**実施する作業:**
以下のデータをすべて、各行を一字一句違えずに書き写してください。ただし画像は答えに含めない。

データセットの項目
------------------------------------

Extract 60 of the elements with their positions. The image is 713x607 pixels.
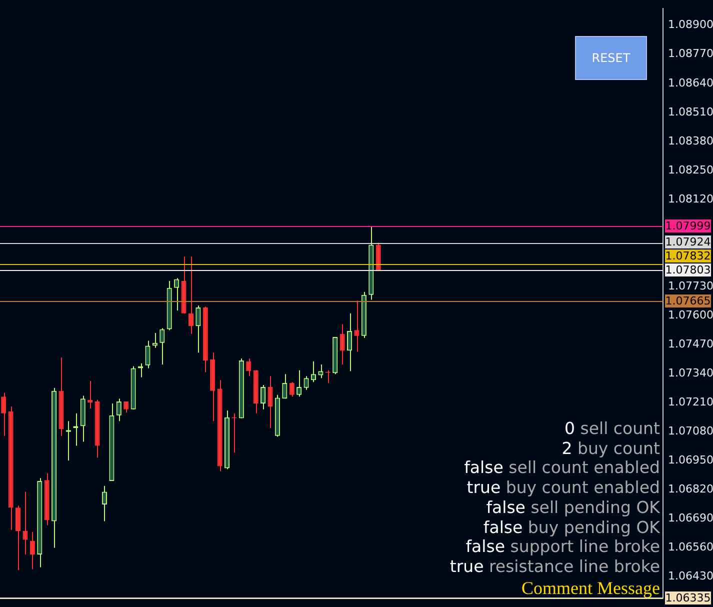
candlestick bbox=[289, 382, 294, 398]
y-tick-label: 1.08380 bbox=[668, 134, 713, 148]
candlestick bbox=[310, 360, 316, 383]
y-tick-label: 1.06690 bbox=[668, 512, 713, 525]
y-tick-label: 1.07340 bbox=[668, 366, 713, 380]
ref-line-label: 1.07832 bbox=[665, 249, 711, 262]
candlestick bbox=[296, 370, 302, 398]
candlestick bbox=[30, 531, 35, 570]
ref-line-label: 1.07803 bbox=[665, 263, 711, 276]
candlestick bbox=[145, 340, 150, 369]
candlestick bbox=[188, 256, 194, 334]
y-tick-label: 1.08640 bbox=[668, 76, 713, 90]
candlestick bbox=[318, 364, 324, 379]
y-tick-label: 1.06560 bbox=[668, 540, 713, 554]
ref-line-label: 1.07999 bbox=[665, 219, 711, 232]
y-tick-label: 1.08120 bbox=[668, 192, 713, 206]
candlestick bbox=[260, 384, 266, 410]
candlestick bbox=[15, 505, 21, 571]
y-tick-label: 1.08900 bbox=[668, 18, 713, 32]
y-tick-label: 1.06820 bbox=[668, 482, 713, 496]
y-tick-label: 1.07730 bbox=[668, 279, 713, 292]
candlestick bbox=[22, 491, 28, 555]
candlestick bbox=[196, 305, 201, 354]
candlestick bbox=[304, 376, 309, 390]
y-tick-label: 1.07600 bbox=[668, 308, 713, 322]
annotation: Comment Message bbox=[522, 578, 660, 599]
ref-line-label: 1.07665 bbox=[665, 294, 711, 308]
candlestick bbox=[102, 485, 108, 522]
candlestick bbox=[246, 358, 252, 377]
annotation: true resistance line broke bbox=[450, 556, 660, 576]
y-tick-label: 1.08770 bbox=[668, 47, 713, 60]
annotation: false sell pending OK bbox=[486, 498, 660, 517]
candlestick bbox=[268, 376, 273, 429]
annotation: 0 sell count bbox=[564, 419, 660, 438]
ref-line-label: 1.06335 bbox=[665, 591, 711, 604]
y-tick-label: 1.07210 bbox=[668, 396, 713, 409]
annotation: false buy pending OK bbox=[483, 518, 660, 537]
annotation: true buy count enabled bbox=[466, 478, 660, 498]
candlestick bbox=[160, 328, 165, 365]
annotation: false sell count enabled bbox=[464, 458, 660, 478]
y-tick-label: 1.07470 bbox=[668, 337, 713, 350]
candlestick bbox=[88, 380, 93, 409]
y-tick-label: 1.08250 bbox=[668, 163, 713, 176]
y-tick-label: 1.06950 bbox=[668, 454, 713, 467]
candlestick bbox=[116, 398, 122, 422]
reset-button: RESET bbox=[575, 36, 647, 80]
y-tick-label: 1.07080 bbox=[668, 424, 713, 438]
annotation: 2 buy count bbox=[562, 438, 660, 458]
candlestick bbox=[354, 300, 360, 352]
candlestick bbox=[376, 242, 381, 272]
candlestick bbox=[174, 278, 180, 311]
y-tick-label: 1.08510 bbox=[668, 105, 713, 118]
candlestick bbox=[346, 312, 352, 372]
annotation: RESET bbox=[592, 51, 630, 65]
ref-line-label: 1.07924 bbox=[665, 235, 711, 248]
y-tick-label: 1.06430 bbox=[668, 570, 713, 583]
candlestick bbox=[1, 392, 6, 436]
candlestick bbox=[340, 324, 345, 365]
annotation: false support line broke bbox=[466, 537, 660, 556]
candlestick bbox=[282, 374, 288, 400]
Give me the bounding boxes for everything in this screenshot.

------------------------------------

**完全な解答:**
Extract 60 of the elements with their positions. The image is 713x607 pixels.
candlestick bbox=[289, 382, 294, 398]
y-tick-label: 1.08380 bbox=[668, 134, 713, 148]
candlestick bbox=[310, 360, 316, 383]
y-tick-label: 1.06690 bbox=[668, 512, 713, 525]
y-tick-label: 1.07340 bbox=[668, 366, 713, 380]
ref-line-label: 1.07832 bbox=[665, 249, 711, 262]
candlestick bbox=[296, 370, 302, 398]
candlestick bbox=[30, 531, 35, 570]
ref-line-label: 1.07803 bbox=[665, 263, 711, 276]
candlestick bbox=[145, 340, 150, 369]
candlestick bbox=[188, 256, 194, 334]
y-tick-label: 1.08640 bbox=[668, 76, 713, 90]
candlestick bbox=[318, 364, 324, 379]
y-tick-label: 1.06560 bbox=[668, 540, 713, 554]
ref-line-label: 1.07999 bbox=[665, 219, 711, 232]
y-tick-label: 1.08120 bbox=[668, 192, 713, 206]
candlestick bbox=[260, 384, 266, 410]
candlestick bbox=[15, 505, 21, 571]
y-tick-label: 1.08900 bbox=[668, 18, 713, 32]
y-tick-label: 1.06820 bbox=[668, 482, 713, 496]
y-tick-label: 1.07730 bbox=[668, 279, 713, 292]
candlestick bbox=[22, 491, 28, 555]
candlestick bbox=[196, 305, 201, 354]
candlestick bbox=[304, 376, 309, 390]
y-tick-label: 1.07600 bbox=[668, 308, 713, 322]
annotation: Comment Message bbox=[522, 578, 660, 599]
ref-line-label: 1.07665 bbox=[665, 294, 711, 308]
candlestick bbox=[102, 485, 108, 522]
candlestick bbox=[246, 358, 252, 377]
annotation: true resistance line broke bbox=[450, 556, 660, 576]
y-tick-label: 1.08770 bbox=[668, 47, 713, 60]
annotation: false sell pending OK bbox=[486, 498, 660, 517]
candlestick bbox=[268, 376, 273, 429]
annotation: 0 sell count bbox=[564, 419, 660, 438]
ref-line-label: 1.06335 bbox=[665, 591, 711, 604]
y-tick-label: 1.07210 bbox=[668, 396, 713, 409]
annotation: false buy pending OK bbox=[483, 518, 660, 537]
annotation: true buy count enabled bbox=[466, 478, 660, 498]
candlestick bbox=[160, 328, 165, 365]
annotation: false sell count enabled bbox=[464, 458, 660, 478]
y-tick-label: 1.07470 bbox=[668, 337, 713, 350]
candlestick bbox=[88, 380, 93, 409]
y-tick-label: 1.08250 bbox=[668, 163, 713, 176]
y-tick-label: 1.06950 bbox=[668, 454, 713, 467]
candlestick bbox=[116, 398, 122, 422]
reset-button: RESET bbox=[575, 36, 647, 80]
y-tick-label: 1.07080 bbox=[668, 424, 713, 438]
annotation: 2 buy count bbox=[562, 438, 660, 458]
candlestick bbox=[354, 300, 360, 352]
candlestick bbox=[376, 242, 381, 272]
candlestick bbox=[174, 278, 180, 311]
y-tick-label: 1.08510 bbox=[668, 105, 713, 118]
candlestick bbox=[346, 312, 352, 372]
annotation: RESET bbox=[592, 51, 630, 65]
ref-line-label: 1.07924 bbox=[665, 235, 711, 248]
y-tick-label: 1.06430 bbox=[668, 570, 713, 583]
candlestick bbox=[1, 392, 6, 436]
candlestick bbox=[340, 324, 345, 365]
annotation: false support line broke bbox=[466, 537, 660, 556]
candlestick bbox=[282, 374, 288, 400]
Give me the bounding boxes for everything in this screenshot.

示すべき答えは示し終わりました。